SET PROBLEM: Show every line below where "предоставления" can be found.

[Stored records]
Start

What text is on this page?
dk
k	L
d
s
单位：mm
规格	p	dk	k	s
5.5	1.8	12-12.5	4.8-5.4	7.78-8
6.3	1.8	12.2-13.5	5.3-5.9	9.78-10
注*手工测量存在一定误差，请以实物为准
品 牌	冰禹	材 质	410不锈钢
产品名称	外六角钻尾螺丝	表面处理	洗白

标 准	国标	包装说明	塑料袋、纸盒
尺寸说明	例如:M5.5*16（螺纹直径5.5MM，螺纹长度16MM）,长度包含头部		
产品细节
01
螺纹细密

End
Start

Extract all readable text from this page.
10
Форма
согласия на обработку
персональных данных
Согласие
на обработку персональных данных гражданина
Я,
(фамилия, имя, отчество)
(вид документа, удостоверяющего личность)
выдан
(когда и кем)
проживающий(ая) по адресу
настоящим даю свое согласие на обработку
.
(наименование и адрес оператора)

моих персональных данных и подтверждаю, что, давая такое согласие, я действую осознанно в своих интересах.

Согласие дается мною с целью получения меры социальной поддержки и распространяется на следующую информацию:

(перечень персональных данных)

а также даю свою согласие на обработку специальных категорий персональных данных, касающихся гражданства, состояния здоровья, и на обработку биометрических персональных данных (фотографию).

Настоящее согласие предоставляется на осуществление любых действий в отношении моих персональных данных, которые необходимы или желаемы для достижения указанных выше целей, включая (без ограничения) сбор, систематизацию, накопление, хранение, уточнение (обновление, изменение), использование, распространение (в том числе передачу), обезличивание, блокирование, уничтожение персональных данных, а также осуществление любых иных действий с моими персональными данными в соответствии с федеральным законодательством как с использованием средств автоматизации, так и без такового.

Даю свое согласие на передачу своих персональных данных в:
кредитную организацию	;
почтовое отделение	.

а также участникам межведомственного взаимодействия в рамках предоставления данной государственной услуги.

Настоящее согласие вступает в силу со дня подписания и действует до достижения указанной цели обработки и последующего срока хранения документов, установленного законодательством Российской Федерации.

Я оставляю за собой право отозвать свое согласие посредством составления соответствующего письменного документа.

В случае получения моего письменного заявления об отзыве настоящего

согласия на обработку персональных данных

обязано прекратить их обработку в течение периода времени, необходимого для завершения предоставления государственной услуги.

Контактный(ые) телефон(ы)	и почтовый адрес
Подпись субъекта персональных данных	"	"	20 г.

End
Start

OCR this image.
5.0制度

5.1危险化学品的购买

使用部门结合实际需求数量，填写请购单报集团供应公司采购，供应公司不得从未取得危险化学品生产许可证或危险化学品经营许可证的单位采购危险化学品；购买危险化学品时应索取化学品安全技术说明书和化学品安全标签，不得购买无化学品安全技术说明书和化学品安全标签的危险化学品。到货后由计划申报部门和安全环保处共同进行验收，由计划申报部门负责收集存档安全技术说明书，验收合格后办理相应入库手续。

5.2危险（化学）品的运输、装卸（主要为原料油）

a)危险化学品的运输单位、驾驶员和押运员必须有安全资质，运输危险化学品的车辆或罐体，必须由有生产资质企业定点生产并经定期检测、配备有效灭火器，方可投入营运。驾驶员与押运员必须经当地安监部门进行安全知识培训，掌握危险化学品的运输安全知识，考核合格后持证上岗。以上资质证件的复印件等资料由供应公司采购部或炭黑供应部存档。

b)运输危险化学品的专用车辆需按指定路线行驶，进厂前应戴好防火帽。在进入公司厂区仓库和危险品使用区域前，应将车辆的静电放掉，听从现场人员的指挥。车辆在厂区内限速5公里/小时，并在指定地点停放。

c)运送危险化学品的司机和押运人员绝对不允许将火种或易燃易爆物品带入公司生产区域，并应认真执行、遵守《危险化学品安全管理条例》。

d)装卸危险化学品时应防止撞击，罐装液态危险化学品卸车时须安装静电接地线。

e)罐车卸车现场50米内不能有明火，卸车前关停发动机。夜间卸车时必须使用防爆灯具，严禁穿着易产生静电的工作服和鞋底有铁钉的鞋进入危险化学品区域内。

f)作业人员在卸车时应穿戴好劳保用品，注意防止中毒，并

End

FULL SOLUTION:
а также участникам межведомственного взаимодействия в рамках предоставления данной государственной услуги.
обязано прекратить их обработку в течение периода времени, необходимого для завершения предоставления государственной услуги.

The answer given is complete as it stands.